**EXERCISE GOAL**. For every line in the material, output its text exactly and exclude any image it holds.

**INPUT**.
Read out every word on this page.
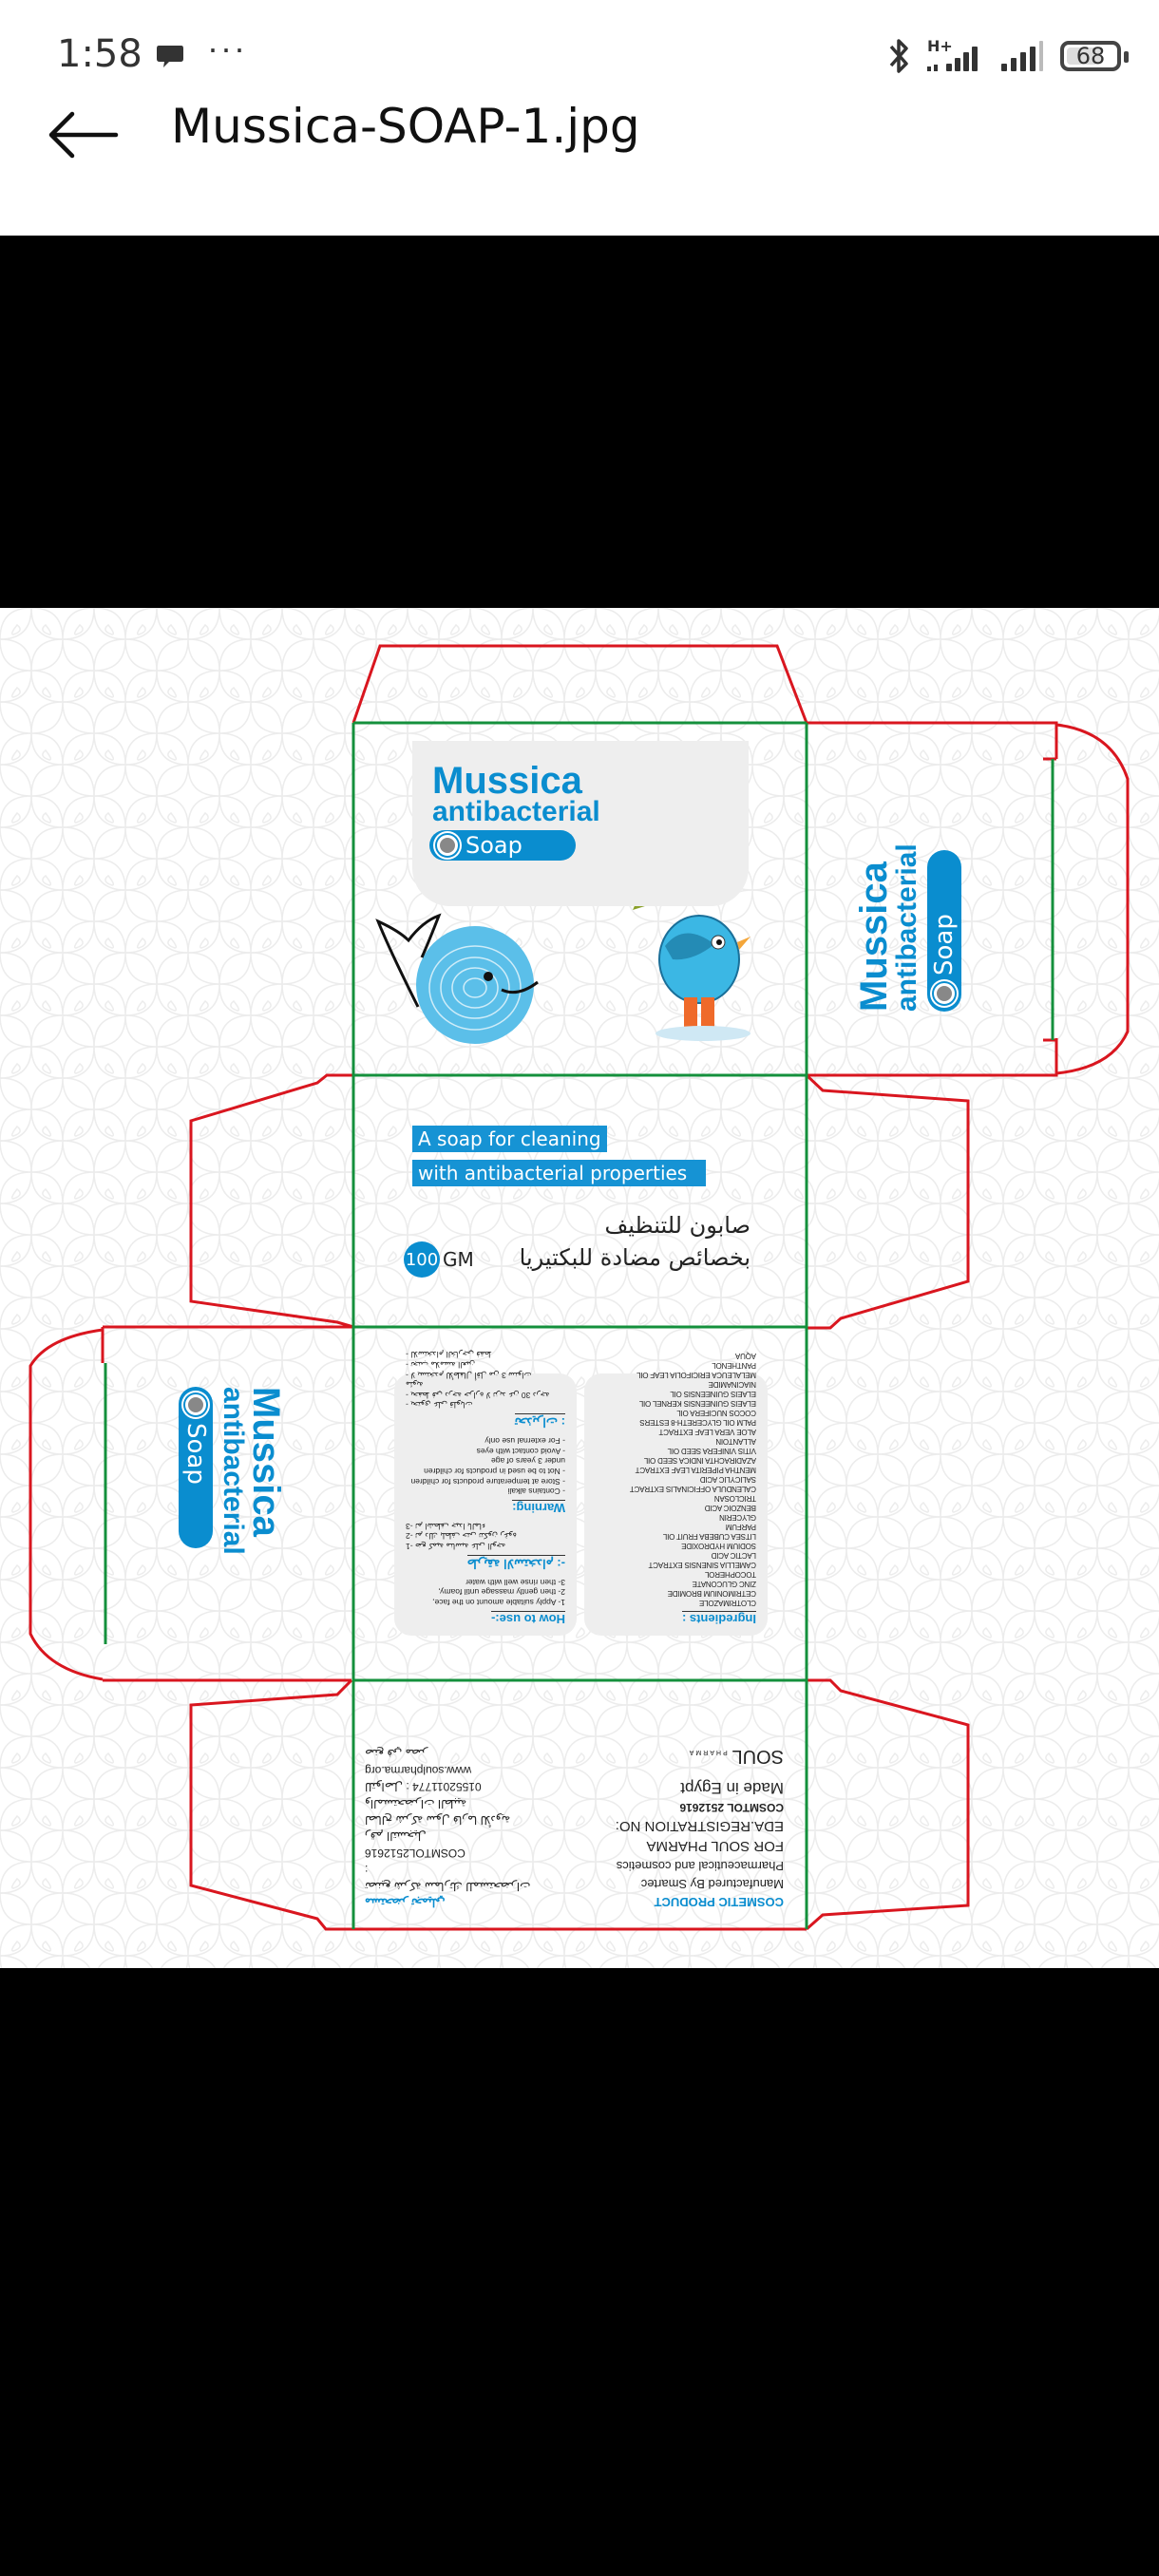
1:58 ···	H+	68
Mussica-SOAP-1.jpg
Mussica
antibacterial
Soap
Mussica
antibacterial Soap
A soap for cleaning
with antibacterial properties
صابون للتنظيف
بخصائص مضادة للبكتيريا
100 GM
Ingredients :
CLOTRIMAZOLE
CETRIMONIUM BROMIDE
ZINC GLUCONATE
TOCOPHEROL
CAMELLIA SINENSIS EXTRACT
LACTIC ACID
SODIUM HYDROXIDE
LITSEA CUBEBA FRUIT OIL
PARFUM
GLYCERIN
BENZOIC ACID
TRICLOSAN
CALENDULA OFFICINALIS EXTRACT
SALICYLIC ACID
MENTHA PIPERITA LEAF EXTRACT
AZADIRACHTA INDICA SEED OIL
VITIS VINIFERA SEED OIL
ALLANTOIN
ALOE VERA LEAF EXTRACT
PALM OIL GLYCERETH-8 ESTERS
COCOS NUCIFERA OIL
ELAEIS GUINEENSIS KERNEL OIL
ELAEIS GUINEENSIS OIL
NIACINAMIDE
MELALEUCA ERICIFOLIA LEAF OIL
PANTHENOL
AQUA
How to use:-
1- Apply suitable amount on the face,
2- then gently massage until foamy,
3- then rinse well with water
طريقة الاستخدام :-
1- ضع كمية مناسبة على الوجه
2- ثم دلك بلطف حتى تتكون رغوة
3- ثم اشطف جيدا بالماء
Warning:
- Contains alkali
- Store at temperature products for children
- Not to be used in products for children under 3 years of age
- Avoid contact with eyes
- For external use only
تحذيرات :
- يحتوي على قلويات
- يحفظ في درجة حرارة لا تزيد عن 30 درجة مئوية
- لا يستخدم للأطفال أقل من 3 سنوات
- تجنب ملامسة العين
- للاستخدام الخارجي فقط
Mussica
antibacterial
Soap
COSMETIC PRODUCT
Manufactured By Smartec
Pharmaceutical and cosmetics
FOR SOUL PHARMA
EDA.REGISTRATION NO:
COSMTOL 2512616
Made in Egypt
SOUL PHARMA
مستحضر تجميلي
تصنيع شركة سمارتك للمستحضرات :
COSMTOL2512616
رقم التسجيل
لصالح شركة سول فارما للأدوية
والمستحضرات الطبية
للتواصل : 01552011774
www.soulpharma.org
صنع في مصر
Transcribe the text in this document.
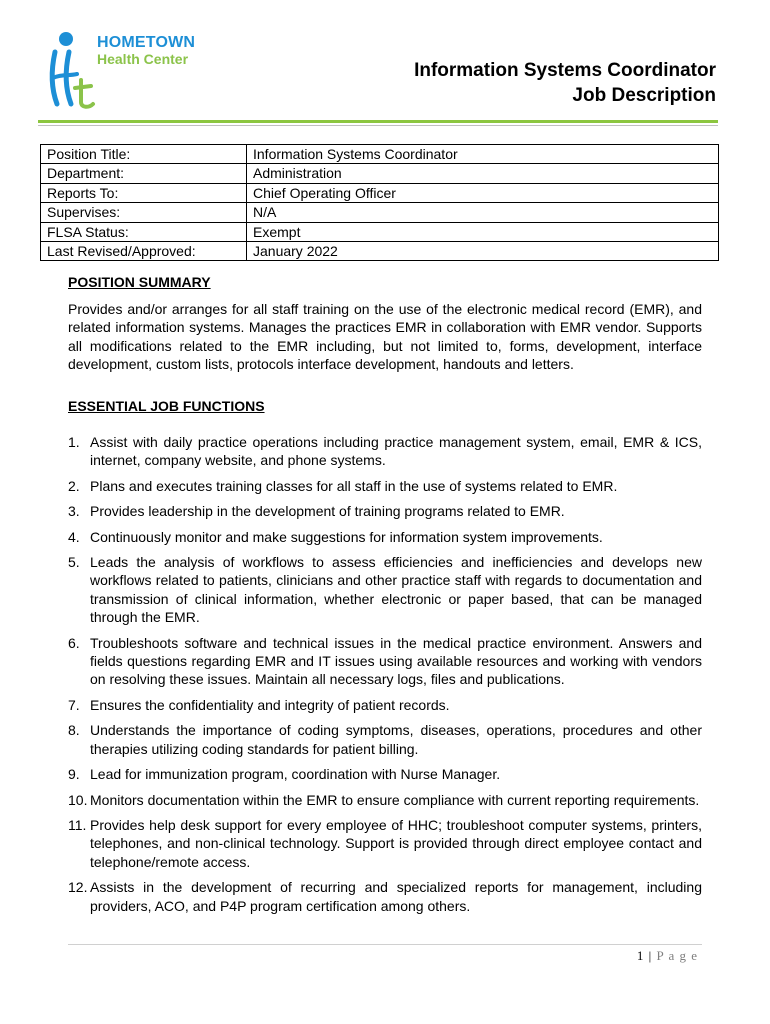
HOMETOWN
Health Center
Information Systems Coordinator
Job Description
Position Title:	Information Systems Coordinator
Department:	Administration
Reports To:	Chief Operating Officer
Supervises:	N/A
FLSA Status:	Exempt
Last Revised/Approved:	January 2022
POSITION SUMMARY
Provides and/or arranges for all staff training on the use of the electronic medical record (EMR), and related information systems. Manages the practices EMR in collaboration with EMR vendor. Supports all modifications related to the EMR including, but not limited to, forms, development, interface development, custom lists, protocols interface development, handouts and letters.
ESSENTIAL JOB FUNCTIONS
1. Assist with daily practice operations including practice management system, email, EMR & ICS, internet, company website, and phone systems.
2. Plans and executes training classes for all staff in the use of systems related to EMR.
3. Provides leadership in the development of training programs related to EMR.
4. Continuously monitor and make suggestions for information system improvements.
5. Leads the analysis of workflows to assess efficiencies and inefficiencies and develops new workflows related to patients, clinicians and other practice staff with regards to documentation and transmission of clinical information, whether electronic or paper based, that can be managed through the EMR.
6. Troubleshoots software and technical issues in the medical practice environment. Answers and fields questions regarding EMR and IT issues using available resources and working with vendors on resolving these issues. Maintain all necessary logs, files and publications.
7. Ensures the confidentiality and integrity of patient records.
8. Understands the importance of coding symptoms, diseases, operations, procedures and other therapies utilizing coding standards for patient billing.
9. Lead for immunization program, coordination with Nurse Manager.
10. Monitors documentation within the EMR to ensure compliance with current reporting requirements.
11. Provides help desk support for every employee of HHC; troubleshoot computer systems, printers, telephones, and non-clinical technology. Support is provided through direct employee contact and telephone/remote access.
12. Assists in the development of recurring and specialized reports for management, including providers, ACO, and P4P program certification among others.
1 | P a g e
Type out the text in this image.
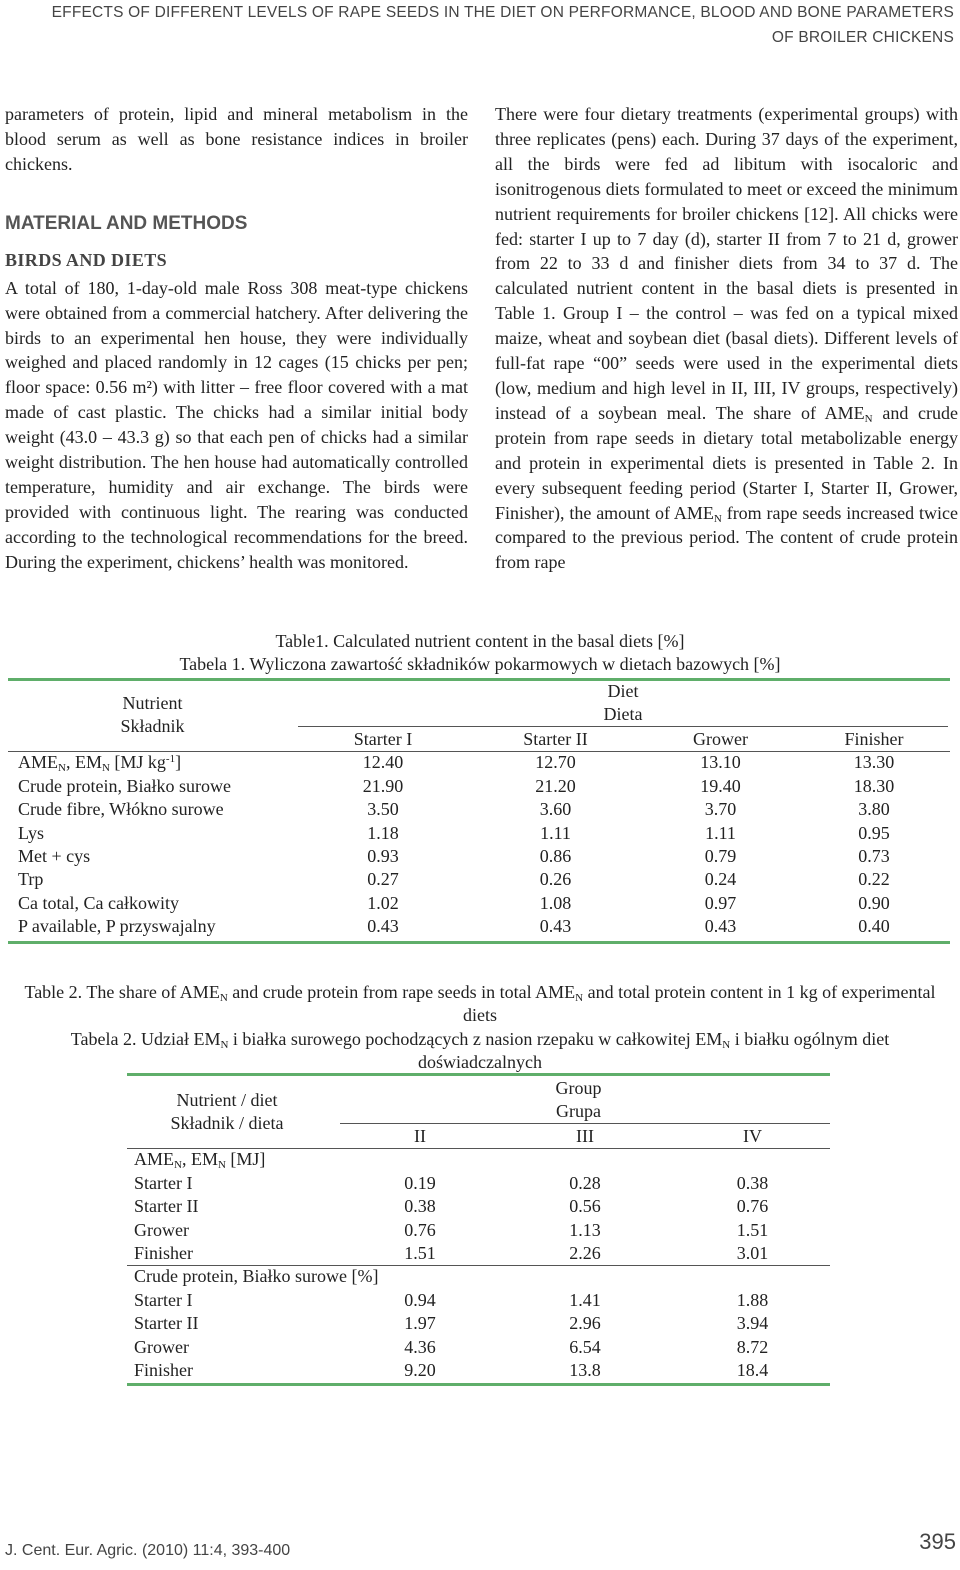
EFFECTS OF DIFFERENT LEVELS OF RAPE SEEDS IN THE DIET ON PERFORMANCE, BLOOD AND BONE PARAMETERS
OF BROILER CHICKENS

parameters of protein, lipid and mineral metabolism in the blood serum as well as bone resistance indices in broiler chickens.

MATERIAL AND METHODS

BIRDS AND DIETS

A total of 180, 1-day-old male Ross 308 meat-type chickens were obtained from a commercial hatchery. After delivering the birds to an experimental hen house, they were individually weighed and placed randomly in 12 cages (15 chicks per pen; floor space: 0.56 m²) with litter – free floor covered with a mat made of cast plastic. The chicks had a similar initial body weight (43.0 – 43.3 g) so that each pen of chicks had a similar weight distribution. The hen house had automatically controlled temperature, humidity and air exchange. The birds were provided with continuous light. The rearing was conducted according to the technological recommendations for the breed. During the experiment, chickens’ health was monitored.

There were four dietary treatments (experimental groups) with three replicates (pens) each. During 37 days of the experiment, all the birds were fed ad libitum with isocaloric and isonitrogenous diets formulated to meet or exceed the minimum nutrient requirements for broiler chickens [12]. All chicks were fed: starter I up to 7 day (d), starter II from 7 to 21 d, grower from 22 to 33 d and finisher diets from 34 to 37 d. The calculated nutrient content in the basal diets is presented in Table 1. Group I – the control – was fed on a typical mixed maize, wheat and soybean diet (basal diets). Different levels of full-fat rape “00” seeds were used in the experimental diets (low, medium and high level in II, III, IV groups, respectively) instead of a soybean meal. The share of $AME_N$ and crude protein from rape seeds in dietary total metabolizable energy and protein in experimental diets is presented in Table 2. In every subsequent feeding period (Starter I, Starter II, Grower, Finisher), the amount of $AME_N$ from rape seeds increased twice compared to the previous period. The content of crude protein from rape

Table1. Calculated nutrient content in the basal diets [%]
Tabela 1. Wyliczona zawartość składników pokarmowych w dietach bazowych [%]
Nutrient
Składnik
Diet
Dieta
	Starter I	Starter II	Grower	Finisher
$AME_N$, $EM_N$ [MJ $kg^{-1}$]	12.40	12.70	13.10	13.30
Crude protein, Białko surowe	21.90	21.20	19.40	18.30
Crude fibre, Włókno surowe	3.50	3.60	3.70	3.80
Lys	1.18	1.11	1.11	0.95
Met + cys	0.93	0.86	0.79	0.73
Trp	0.27	0.26	0.24	0.22
Ca total, Ca całkowity	1.02	1.08	0.97	0.90
P available, P przyswajalny	0.43	0.43	0.43	0.40
Table 2. The share of $AME_N$ and crude protein from rape seeds in total $AME_N$ and total protein content in 1 kg of experimental diets
Tabela 2. Udział $EM_N$ i białka surowego pochodzących z nasion rzepaku w całkowitej $EM_N$ i białku ogólnym diet doświadczalnych
Nutrient / diet
Składnik / dieta
Group
Grupa
	II	III	IV
$AME_N$, $EM_N$ [MJ]			
Starter I	0.19	0.28	0.38
Starter II	0.38	0.56	0.76
Grower	0.76	1.13	1.51
Finisher	1.51	2.26	3.01
Crude protein, Białko surowe [%]			
Starter I	0.94	1.41	1.88
Starter II	1.97	2.96	3.94
Grower	4.36	6.54	8.72
Finisher	9.20	13.8	18.4
J. Cent. Eur. Agric. (2010) 11:4, 393-400	395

**OUTPUT OF THE TASK**.
Read out every word on this page.
1:58 ···	H+	68
Mussica-SOAP-1.jpg
Mussica
antibacterial
Soap
Mussica
antibacterial Soap
A soap for cleaning
with antibacterial properties
صابون للتنظيف
بخصائص مضادة للبكتيريا
100 GM
Ingredients :
CLOTRIMAZOLE
CETRIMONIUM BROMIDE
ZINC GLUCONATE
TOCOPHEROL
CAMELLIA SINENSIS EXTRACT
LACTIC ACID
SODIUM HYDROXIDE
LITSEA CUBEBA FRUIT OIL
PARFUM
GLYCERIN
BENZOIC ACID
TRICLOSAN
CALENDULA OFFICINALIS EXTRACT
SALICYLIC ACID
MENTHA PIPERITA LEAF EXTRACT
AZADIRACHTA INDICA SEED OIL
VITIS VINIFERA SEED OIL
ALLANTOIN
ALOE VERA LEAF EXTRACT
PALM OIL GLYCERETH-8 ESTERS
COCOS NUCIFERA OIL
ELAEIS GUINEENSIS KERNEL OIL
ELAEIS GUINEENSIS OIL
NIACINAMIDE
MELALEUCA ERICIFOLIA LEAF OIL
PANTHENOL
AQUA
How to use:-
1- Apply suitable amount on the face,
2- then gently massage until foamy,
3- then rinse well with water
طريقة الاستخدام :-
1- ضع كمية مناسبة على الوجه
2- ثم دلك بلطف حتى تتكون رغوة
3- ثم اشطف جيدا بالماء
Warning:
- Contains alkali
- Store at temperature products for children
- Not to be used in products for children under 3 years of age
- Avoid contact with eyes
- For external use only
تحذيرات :
- يحتوي على قلويات
- يحفظ في درجة حرارة لا تزيد عن 30 درجة مئوية
- لا يستخدم للأطفال أقل من 3 سنوات
- تجنب ملامسة العين
- للاستخدام الخارجي فقط
Mussica
antibacterial
Soap
COSMETIC PRODUCT
Manufactured By Smartec
Pharmaceutical and cosmetics
FOR SOUL PHARMA
EDA.REGISTRATION NO:
COSMTOL 2512616
Made in Egypt
SOUL PHARMA
مستحضر تجميلي
تصنيع شركة سمارتك للمستحضرات :
COSMTOL2512616
رقم التسجيل
لصالح شركة سول فارما للأدوية
والمستحضرات الطبية
للتواصل : 01552011774
www.soulpharma.org
صنع في مصر
Transcribe the text in this document.
HOMETOWN
Health Center
Information Systems Coordinator
Job Description
Position Title:	Information Systems Coordinator
Department:	Administration
Reports To:	Chief Operating Officer
Supervises:	N/A
FLSA Status:	Exempt
Last Revised/Approved:	January 2022
POSITION SUMMARY
Provides and/or arranges for all staff training on the use of the electronic medical record (EMR), and related information systems. Manages the practices EMR in collaboration with EMR vendor. Supports all modifications related to the EMR including, but not limited to, forms, development, interface development, custom lists, protocols interface development, handouts and letters.
ESSENTIAL JOB FUNCTIONS
1. Assist with daily practice operations including practice management system, email, EMR & ICS, internet, company website, and phone systems.
2. Plans and executes training classes for all staff in the use of systems related to EMR.
3. Provides leadership in the development of training programs related to EMR.
4. Continuously monitor and make suggestions for information system improvements.
5. Leads the analysis of workflows to assess efficiencies and inefficiencies and develops new workflows related to patients, clinicians and other practice staff with regards to documentation and transmission of clinical information, whether electronic or paper based, that can be managed through the EMR.
6. Troubleshoots software and technical issues in the medical practice environment. Answers and fields questions regarding EMR and IT issues using available resources and working with vendors on resolving these issues. Maintain all necessary logs, files and publications.
7. Ensures the confidentiality and integrity of patient records.
8. Understands the importance of coding symptoms, diseases, operations, procedures and other therapies utilizing coding standards for patient billing.
9. Lead for immunization program, coordination with Nurse Manager.
10. Monitors documentation within the EMR to ensure compliance with current reporting requirements.
11. Provides help desk support for every employee of HHC; troubleshoot computer systems, printers, telephones, and non-clinical technology. Support is provided through direct employee contact and telephone/remote access.
12. Assists in the development of recurring and specialized reports for management, including providers, ACO, and P4P program certification among others.
1 | P a g e
Type out the text in this image.
EFFECTS OF DIFFERENT LEVELS OF RAPE SEEDS IN THE DIET ON PERFORMANCE, BLOOD AND BONE PARAMETERS
OF BROILER CHICKENS

parameters of protein, lipid and mineral metabolism in the blood serum as well as bone resistance indices in broiler chickens.

MATERIAL AND METHODS

BIRDS AND DIETS

A total of 180, 1-day-old male Ross 308 meat-type chickens were obtained from a commercial hatchery. After delivering the birds to an experimental hen house, they were individually weighed and placed randomly in 12 cages (15 chicks per pen; floor space: 0.56 m²) with litter – free floor covered with a mat made of cast plastic. The chicks had a similar initial body weight (43.0 – 43.3 g) so that each pen of chicks had a similar weight distribution. The hen house had automatically controlled temperature, humidity and air exchange. The birds were provided with continuous light. The rearing was conducted according to the technological recommendations for the breed. During the experiment, chickens’ health was monitored.

There were four dietary treatments (experimental groups) with three replicates (pens) each. During 37 days of the experiment, all the birds were fed ad libitum with isocaloric and isonitrogenous diets formulated to meet or exceed the minimum nutrient requirements for broiler chickens [12]. All chicks were fed: starter I up to 7 day (d), starter II from 7 to 21 d, grower from 22 to 33 d and finisher diets from 34 to 37 d. The calculated nutrient content in the basal diets is presented in Table 1. Group I – the control – was fed on a typical mixed maize, wheat and soybean diet (basal diets). Different levels of full-fat rape “00” seeds were used in the experimental diets (low, medium and high level in II, III, IV groups, respectively) instead of a soybean meal. The share of $AME_N$ and crude protein from rape seeds in dietary total metabolizable energy and protein in experimental diets is presented in Table 2. In every subsequent feeding period (Starter I, Starter II, Grower, Finisher), the amount of $AME_N$ from rape seeds increased twice compared to the previous period. The content of crude protein from rape

Table1. Calculated nutrient content in the basal diets [%]
Tabela 1. Wyliczona zawartość składników pokarmowych w dietach bazowych [%]
Nutrient
Składnik
Diet
Dieta
	Starter I	Starter II	Grower	Finisher
$AME_N$, $EM_N$ [MJ $kg^{-1}$]	12.40	12.70	13.10	13.30
Crude protein, Białko surowe	21.90	21.20	19.40	18.30
Crude fibre, Włókno surowe	3.50	3.60	3.70	3.80
Lys	1.18	1.11	1.11	0.95
Met + cys	0.93	0.86	0.79	0.73
Trp	0.27	0.26	0.24	0.22
Ca total, Ca całkowity	1.02	1.08	0.97	0.90
P available, P przyswajalny	0.43	0.43	0.43	0.40
Table 2. The share of $AME_N$ and crude protein from rape seeds in total $AME_N$ and total protein content in 1 kg of experimental diets
Tabela 2. Udział $EM_N$ i białka surowego pochodzących z nasion rzepaku w całkowitej $EM_N$ i białku ogólnym diet doświadczalnych
Nutrient / diet
Składnik / dieta
Group
Grupa
	II	III	IV
$AME_N$, $EM_N$ [MJ]			
Starter I	0.19	0.28	0.38
Starter II	0.38	0.56	0.76
Grower	0.76	1.13	1.51
Finisher	1.51	2.26	3.01
Crude protein, Białko surowe [%]			
Starter I	0.94	1.41	1.88
Starter II	1.97	2.96	3.94
Grower	4.36	6.54	8.72
Finisher	9.20	13.8	18.4
J. Cent. Eur. Agric. (2010) 11:4, 393-400	395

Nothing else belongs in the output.